*Records for this task*
**********

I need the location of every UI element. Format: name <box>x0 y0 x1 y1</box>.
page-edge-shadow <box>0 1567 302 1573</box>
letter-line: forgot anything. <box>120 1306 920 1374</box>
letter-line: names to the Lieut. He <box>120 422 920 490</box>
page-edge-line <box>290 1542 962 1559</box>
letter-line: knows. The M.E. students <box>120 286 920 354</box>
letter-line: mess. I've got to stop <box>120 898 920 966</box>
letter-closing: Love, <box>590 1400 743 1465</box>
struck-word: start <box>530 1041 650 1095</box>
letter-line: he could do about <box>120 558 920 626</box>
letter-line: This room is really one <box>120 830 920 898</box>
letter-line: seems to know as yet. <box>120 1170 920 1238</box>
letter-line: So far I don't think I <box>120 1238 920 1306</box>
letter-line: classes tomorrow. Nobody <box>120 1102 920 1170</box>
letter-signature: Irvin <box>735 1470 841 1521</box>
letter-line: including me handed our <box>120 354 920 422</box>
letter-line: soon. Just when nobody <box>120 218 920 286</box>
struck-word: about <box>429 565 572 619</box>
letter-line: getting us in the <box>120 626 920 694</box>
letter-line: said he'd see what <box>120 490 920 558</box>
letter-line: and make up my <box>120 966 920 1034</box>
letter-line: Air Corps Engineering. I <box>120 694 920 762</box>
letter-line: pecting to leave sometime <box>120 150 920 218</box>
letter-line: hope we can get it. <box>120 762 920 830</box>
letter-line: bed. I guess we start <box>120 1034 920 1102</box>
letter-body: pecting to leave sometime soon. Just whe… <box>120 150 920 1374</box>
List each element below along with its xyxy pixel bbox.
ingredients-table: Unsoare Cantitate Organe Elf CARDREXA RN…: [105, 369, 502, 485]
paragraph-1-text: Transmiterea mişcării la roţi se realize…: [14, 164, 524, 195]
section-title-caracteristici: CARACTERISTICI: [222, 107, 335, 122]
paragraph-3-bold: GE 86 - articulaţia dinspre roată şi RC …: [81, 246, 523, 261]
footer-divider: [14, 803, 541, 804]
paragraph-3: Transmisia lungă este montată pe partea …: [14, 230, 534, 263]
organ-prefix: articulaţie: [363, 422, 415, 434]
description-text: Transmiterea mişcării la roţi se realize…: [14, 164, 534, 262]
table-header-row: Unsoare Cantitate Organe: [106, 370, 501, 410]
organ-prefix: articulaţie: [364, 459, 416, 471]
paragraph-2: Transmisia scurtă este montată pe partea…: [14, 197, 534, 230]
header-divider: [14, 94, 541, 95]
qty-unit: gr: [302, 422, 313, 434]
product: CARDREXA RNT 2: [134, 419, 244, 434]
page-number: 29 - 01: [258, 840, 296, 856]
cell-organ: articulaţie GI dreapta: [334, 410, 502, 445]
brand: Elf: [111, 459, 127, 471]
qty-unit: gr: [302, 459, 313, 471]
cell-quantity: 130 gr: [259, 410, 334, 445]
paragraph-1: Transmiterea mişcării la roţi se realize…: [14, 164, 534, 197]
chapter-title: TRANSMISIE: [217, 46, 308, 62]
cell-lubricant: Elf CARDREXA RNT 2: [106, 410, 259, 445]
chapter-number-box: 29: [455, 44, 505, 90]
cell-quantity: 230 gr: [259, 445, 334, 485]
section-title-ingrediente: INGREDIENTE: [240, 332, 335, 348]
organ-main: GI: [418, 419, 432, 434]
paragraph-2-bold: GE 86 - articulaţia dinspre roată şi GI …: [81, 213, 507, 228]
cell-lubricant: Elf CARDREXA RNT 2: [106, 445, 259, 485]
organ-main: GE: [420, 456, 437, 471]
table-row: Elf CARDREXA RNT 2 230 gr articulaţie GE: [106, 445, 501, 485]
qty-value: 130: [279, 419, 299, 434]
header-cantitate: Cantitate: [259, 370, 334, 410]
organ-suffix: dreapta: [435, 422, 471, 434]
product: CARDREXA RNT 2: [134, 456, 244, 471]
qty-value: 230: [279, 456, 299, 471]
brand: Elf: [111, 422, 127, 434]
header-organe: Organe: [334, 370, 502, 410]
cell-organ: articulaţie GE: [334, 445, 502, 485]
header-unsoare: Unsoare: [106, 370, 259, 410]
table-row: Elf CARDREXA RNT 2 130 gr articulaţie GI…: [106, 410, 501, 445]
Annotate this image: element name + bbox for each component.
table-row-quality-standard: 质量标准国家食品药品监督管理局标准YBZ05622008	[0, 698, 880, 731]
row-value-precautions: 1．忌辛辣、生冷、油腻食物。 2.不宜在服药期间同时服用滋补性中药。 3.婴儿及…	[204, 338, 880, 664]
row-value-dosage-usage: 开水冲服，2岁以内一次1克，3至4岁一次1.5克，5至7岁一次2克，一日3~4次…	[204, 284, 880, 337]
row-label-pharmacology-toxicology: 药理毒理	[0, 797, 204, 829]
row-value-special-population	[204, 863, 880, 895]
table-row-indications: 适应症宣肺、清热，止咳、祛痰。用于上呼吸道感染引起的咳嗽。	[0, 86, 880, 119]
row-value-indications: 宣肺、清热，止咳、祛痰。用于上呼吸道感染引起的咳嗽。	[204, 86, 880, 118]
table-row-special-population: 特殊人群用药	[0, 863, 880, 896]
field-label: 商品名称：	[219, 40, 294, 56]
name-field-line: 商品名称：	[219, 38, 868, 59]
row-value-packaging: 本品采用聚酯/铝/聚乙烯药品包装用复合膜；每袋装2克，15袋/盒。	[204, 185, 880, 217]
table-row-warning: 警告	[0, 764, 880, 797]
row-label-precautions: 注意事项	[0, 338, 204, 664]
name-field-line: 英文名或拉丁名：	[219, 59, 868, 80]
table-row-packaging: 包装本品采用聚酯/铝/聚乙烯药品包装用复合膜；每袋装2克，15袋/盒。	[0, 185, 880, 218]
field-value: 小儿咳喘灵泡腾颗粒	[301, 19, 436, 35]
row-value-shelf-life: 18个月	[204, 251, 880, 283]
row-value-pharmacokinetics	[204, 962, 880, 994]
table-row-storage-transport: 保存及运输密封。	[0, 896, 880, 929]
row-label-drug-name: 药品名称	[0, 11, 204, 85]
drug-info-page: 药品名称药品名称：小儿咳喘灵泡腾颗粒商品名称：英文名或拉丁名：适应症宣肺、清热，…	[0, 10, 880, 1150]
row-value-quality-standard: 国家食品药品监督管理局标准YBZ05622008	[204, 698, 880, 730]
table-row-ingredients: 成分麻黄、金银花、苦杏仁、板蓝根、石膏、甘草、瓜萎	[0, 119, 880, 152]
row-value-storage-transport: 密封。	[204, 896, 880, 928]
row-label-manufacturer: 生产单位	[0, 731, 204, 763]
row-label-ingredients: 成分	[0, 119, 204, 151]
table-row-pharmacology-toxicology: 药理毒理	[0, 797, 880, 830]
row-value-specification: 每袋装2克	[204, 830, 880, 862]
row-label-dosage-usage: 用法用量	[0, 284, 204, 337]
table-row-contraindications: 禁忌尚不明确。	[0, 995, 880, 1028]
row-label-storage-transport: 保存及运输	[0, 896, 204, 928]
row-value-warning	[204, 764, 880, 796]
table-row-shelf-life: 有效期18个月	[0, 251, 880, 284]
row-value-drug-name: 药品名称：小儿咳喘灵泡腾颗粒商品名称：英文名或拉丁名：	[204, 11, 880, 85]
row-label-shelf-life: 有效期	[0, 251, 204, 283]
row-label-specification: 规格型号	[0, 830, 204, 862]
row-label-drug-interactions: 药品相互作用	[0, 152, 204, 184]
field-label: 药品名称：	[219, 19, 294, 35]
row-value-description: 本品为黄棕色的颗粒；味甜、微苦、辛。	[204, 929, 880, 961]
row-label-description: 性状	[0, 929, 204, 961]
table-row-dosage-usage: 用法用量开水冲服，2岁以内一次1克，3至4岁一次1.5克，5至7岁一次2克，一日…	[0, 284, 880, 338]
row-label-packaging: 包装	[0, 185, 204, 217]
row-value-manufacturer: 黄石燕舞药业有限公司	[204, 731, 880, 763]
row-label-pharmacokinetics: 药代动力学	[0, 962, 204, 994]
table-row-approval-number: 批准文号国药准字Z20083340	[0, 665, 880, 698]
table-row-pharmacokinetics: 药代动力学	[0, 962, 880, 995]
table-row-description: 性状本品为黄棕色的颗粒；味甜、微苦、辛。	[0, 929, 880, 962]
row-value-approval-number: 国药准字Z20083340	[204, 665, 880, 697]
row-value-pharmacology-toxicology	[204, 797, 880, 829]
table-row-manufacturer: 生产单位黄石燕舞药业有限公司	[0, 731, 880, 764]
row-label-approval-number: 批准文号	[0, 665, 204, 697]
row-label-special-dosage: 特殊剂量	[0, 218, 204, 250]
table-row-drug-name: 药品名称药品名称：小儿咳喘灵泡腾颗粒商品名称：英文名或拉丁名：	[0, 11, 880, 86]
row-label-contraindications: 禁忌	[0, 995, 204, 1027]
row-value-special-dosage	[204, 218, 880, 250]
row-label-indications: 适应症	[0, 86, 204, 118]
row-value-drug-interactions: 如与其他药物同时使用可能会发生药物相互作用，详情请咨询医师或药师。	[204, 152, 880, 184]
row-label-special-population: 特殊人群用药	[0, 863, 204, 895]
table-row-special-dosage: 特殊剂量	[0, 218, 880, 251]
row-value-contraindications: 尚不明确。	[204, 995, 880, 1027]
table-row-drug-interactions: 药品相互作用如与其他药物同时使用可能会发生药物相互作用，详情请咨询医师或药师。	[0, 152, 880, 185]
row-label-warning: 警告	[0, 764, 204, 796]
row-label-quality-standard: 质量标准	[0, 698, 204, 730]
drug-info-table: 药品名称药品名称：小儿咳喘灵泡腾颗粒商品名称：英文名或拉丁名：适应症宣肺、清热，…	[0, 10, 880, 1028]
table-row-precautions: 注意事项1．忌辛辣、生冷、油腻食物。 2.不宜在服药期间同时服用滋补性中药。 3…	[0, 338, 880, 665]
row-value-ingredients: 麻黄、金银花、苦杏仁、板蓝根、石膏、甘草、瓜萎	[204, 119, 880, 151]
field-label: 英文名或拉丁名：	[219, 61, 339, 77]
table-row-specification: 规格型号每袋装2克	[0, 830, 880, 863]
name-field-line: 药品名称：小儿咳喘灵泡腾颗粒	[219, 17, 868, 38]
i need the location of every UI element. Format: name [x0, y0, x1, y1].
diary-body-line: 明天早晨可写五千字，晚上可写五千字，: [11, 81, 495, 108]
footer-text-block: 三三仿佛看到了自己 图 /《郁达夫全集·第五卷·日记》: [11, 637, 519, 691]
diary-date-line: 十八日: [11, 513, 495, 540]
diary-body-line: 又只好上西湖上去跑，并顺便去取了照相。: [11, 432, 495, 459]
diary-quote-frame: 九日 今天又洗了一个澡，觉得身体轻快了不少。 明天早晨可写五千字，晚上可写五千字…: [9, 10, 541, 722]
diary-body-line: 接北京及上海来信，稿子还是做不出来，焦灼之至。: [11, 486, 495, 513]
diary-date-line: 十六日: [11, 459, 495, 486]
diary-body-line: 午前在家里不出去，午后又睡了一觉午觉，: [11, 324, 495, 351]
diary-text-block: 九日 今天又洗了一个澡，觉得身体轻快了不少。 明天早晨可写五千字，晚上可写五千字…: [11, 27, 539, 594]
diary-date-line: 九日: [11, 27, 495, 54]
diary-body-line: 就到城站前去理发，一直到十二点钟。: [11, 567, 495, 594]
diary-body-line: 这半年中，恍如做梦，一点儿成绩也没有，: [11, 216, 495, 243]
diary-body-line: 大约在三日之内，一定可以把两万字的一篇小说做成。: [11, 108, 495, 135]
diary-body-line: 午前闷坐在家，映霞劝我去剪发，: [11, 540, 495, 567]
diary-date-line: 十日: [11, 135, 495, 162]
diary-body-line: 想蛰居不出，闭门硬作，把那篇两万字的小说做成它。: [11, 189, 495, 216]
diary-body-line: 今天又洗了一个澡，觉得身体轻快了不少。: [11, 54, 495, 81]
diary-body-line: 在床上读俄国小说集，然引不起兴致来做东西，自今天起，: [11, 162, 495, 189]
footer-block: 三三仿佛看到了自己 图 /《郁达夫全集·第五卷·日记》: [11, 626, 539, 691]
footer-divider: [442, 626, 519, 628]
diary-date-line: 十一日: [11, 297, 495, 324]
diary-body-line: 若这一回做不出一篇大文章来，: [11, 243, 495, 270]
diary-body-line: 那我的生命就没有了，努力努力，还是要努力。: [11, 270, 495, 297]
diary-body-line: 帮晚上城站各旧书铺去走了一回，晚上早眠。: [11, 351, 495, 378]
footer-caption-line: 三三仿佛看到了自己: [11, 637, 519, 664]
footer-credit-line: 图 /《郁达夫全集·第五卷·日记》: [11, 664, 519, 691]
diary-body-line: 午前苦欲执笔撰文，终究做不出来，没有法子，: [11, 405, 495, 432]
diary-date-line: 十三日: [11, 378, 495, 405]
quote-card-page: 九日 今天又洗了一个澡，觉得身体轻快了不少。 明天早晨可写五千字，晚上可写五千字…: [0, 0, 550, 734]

**********

*What the exercise asks*
Please copy the data from the start through the line that contains "letter-line: including me", keeping every line exactly as it appears.

*Exercise response*
I need the location of every UI element. Format: name <box>x0 y0 x1 y1</box>.
page-edge-shadow <box>0 1567 302 1573</box>
letter-line: forgot anything. <box>120 1306 920 1374</box>
letter-line: names to the Lieut. He <box>120 422 920 490</box>
page-edge-line <box>290 1542 962 1559</box>
letter-line: knows. The M.E. students <box>120 286 920 354</box>
letter-line: mess. I've got to stop <box>120 898 920 966</box>
letter-closing: Love, <box>590 1400 743 1465</box>
struck-word: start <box>530 1041 650 1095</box>
letter-line: he could do about <box>120 558 920 626</box>
letter-line: This room is really one <box>120 830 920 898</box>
letter-line: seems to know as yet. <box>120 1170 920 1238</box>
letter-line: So far I don't think I <box>120 1238 920 1306</box>
letter-line: classes tomorrow. Nobody <box>120 1102 920 1170</box>
letter-signature: Irvin <box>735 1470 841 1521</box>
letter-line: including me handed our <box>120 354 920 422</box>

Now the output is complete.